• Extracted material
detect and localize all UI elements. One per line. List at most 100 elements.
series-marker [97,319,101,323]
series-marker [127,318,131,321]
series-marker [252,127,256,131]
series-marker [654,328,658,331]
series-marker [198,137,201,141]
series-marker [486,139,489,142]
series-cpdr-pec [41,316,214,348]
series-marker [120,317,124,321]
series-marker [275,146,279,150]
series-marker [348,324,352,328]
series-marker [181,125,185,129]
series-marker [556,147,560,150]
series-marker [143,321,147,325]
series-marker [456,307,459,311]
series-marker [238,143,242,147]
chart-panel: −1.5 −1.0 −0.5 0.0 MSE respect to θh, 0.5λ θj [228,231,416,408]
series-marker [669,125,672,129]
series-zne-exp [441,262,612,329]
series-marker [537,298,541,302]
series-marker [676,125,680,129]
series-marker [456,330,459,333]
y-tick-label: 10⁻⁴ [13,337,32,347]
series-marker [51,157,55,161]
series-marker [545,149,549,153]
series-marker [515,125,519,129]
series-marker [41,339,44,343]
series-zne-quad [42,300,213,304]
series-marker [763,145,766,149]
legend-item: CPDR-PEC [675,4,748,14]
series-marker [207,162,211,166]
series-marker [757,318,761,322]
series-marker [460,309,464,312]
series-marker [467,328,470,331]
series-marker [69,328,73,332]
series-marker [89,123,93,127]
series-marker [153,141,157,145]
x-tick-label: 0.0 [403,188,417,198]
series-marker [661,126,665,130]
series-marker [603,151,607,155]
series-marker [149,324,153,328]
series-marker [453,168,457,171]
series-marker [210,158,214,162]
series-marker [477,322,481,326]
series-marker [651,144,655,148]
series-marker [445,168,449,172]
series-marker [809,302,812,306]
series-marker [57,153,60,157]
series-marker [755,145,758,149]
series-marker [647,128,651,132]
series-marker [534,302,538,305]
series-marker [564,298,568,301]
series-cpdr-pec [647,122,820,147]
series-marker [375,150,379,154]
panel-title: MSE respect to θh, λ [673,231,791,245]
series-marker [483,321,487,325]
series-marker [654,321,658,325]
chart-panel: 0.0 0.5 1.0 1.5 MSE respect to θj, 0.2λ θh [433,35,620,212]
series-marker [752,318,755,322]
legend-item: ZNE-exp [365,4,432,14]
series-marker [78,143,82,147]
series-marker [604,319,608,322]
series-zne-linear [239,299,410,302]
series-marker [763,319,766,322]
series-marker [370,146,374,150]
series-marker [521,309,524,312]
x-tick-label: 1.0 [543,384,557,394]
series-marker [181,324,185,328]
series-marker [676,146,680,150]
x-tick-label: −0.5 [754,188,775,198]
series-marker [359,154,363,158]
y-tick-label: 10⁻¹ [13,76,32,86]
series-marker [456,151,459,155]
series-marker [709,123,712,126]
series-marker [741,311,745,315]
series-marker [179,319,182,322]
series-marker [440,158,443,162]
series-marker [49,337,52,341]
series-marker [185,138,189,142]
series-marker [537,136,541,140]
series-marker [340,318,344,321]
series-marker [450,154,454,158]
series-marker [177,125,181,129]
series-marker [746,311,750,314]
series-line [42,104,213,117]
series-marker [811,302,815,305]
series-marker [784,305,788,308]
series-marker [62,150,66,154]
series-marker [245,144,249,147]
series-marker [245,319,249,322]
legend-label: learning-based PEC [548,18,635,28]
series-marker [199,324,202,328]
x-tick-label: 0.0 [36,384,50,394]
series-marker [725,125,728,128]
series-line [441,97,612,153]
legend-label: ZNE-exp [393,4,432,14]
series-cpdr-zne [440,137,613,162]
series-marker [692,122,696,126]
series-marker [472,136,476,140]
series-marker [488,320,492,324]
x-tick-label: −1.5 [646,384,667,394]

• Your goal
Duplicate every one of the entries above, character for character, keeping each on its own line and in the same order.

• Complete output
detect and localize all UI elements. One per line. List at most 100 elements.
series-marker [97,319,101,323]
series-marker [127,318,131,321]
series-marker [252,127,256,131]
series-marker [654,328,658,331]
series-marker [198,137,201,141]
series-marker [486,139,489,142]
series-cpdr-pec [41,316,214,348]
series-marker [120,317,124,321]
series-marker [275,146,279,150]
series-marker [348,324,352,328]
series-marker [181,125,185,129]
series-marker [556,147,560,150]
series-marker [143,321,147,325]
series-marker [456,307,459,311]
series-marker [238,143,242,147]
chart-panel: −1.5 −1.0 −0.5 0.0 MSE respect to θh, 0.5λ θj [228,231,416,408]
series-marker [669,125,672,129]
series-zne-exp [441,262,612,329]
series-marker [537,298,541,302]
series-marker [676,125,680,129]
series-marker [456,330,459,333]
y-tick-label: 10⁻⁴ [13,337,32,347]
series-marker [51,157,55,161]
series-marker [545,149,549,153]
series-marker [515,125,519,129]
series-marker [41,339,44,343]
series-zne-quad [42,300,213,304]
series-marker [763,145,766,149]
legend-item: CPDR-PEC [675,4,748,14]
series-marker [207,162,211,166]
series-marker [757,318,761,322]
series-marker [460,309,464,312]
series-marker [467,328,470,331]
series-marker [69,328,73,332]
series-marker [89,123,93,127]
series-marker [153,141,157,145]
x-tick-label: 0.0 [403,188,417,198]
series-marker [661,126,665,130]
series-marker [603,151,607,155]
series-marker [149,324,153,328]
series-marker [453,168,457,171]
series-marker [210,158,214,162]
series-marker [477,322,481,326]
series-marker [651,144,655,148]
series-marker [445,168,449,172]
series-marker [809,302,812,306]
series-marker [57,153,60,157]
series-marker [755,145,758,149]
series-marker [647,128,651,132]
series-marker [534,302,538,305]
series-marker [564,298,568,301]
series-cpdr-pec [647,122,820,147]
series-marker [375,150,379,154]
panel-title: MSE respect to θh, λ [673,231,791,245]
series-marker [483,321,487,325]
series-marker [654,321,658,325]
chart-panel: 0.0 0.5 1.0 1.5 MSE respect to θj, 0.2λ θh [433,35,620,212]
series-marker [752,318,755,322]
legend-item: ZNE-exp [365,4,432,14]
series-marker [78,143,82,147]
series-marker [604,319,608,322]
series-zne-linear [239,299,410,302]
series-marker [763,319,766,322]
series-marker [370,146,374,150]
series-marker [521,309,524,312]
x-tick-label: 1.0 [543,384,557,394]
series-marker [181,324,185,328]
series-marker [676,146,680,150]
x-tick-label: −0.5 [754,188,775,198]
series-marker [359,154,363,158]
y-tick-label: 10⁻¹ [13,76,32,86]
series-marker [456,151,459,155]
series-marker [709,123,712,126]
series-marker [741,311,745,315]
series-marker [179,319,182,322]
series-marker [440,158,443,162]
series-marker [49,337,52,341]
series-marker [185,138,189,142]
series-marker [537,136,541,140]
series-marker [340,318,344,321]
series-marker [450,154,454,158]
series-marker [177,125,181,129]
series-marker [746,311,750,314]
series-line [42,104,213,117]
series-marker [811,302,815,305]
series-marker [784,305,788,308]
series-marker [62,150,66,154]
series-marker [245,144,249,147]
series-marker [245,319,249,322]
legend-label: learning-based PEC [548,18,635,28]
series-marker [199,324,202,328]
x-tick-label: 0.0 [36,384,50,394]
series-marker [725,125,728,128]
series-line [441,97,612,153]
legend-label: ZNE-exp [393,4,432,14]
series-cpdr-zne [440,137,613,162]
series-marker [692,122,696,126]
series-marker [472,136,476,140]
series-marker [488,320,492,324]
x-tick-label: −1.5 [646,384,667,394]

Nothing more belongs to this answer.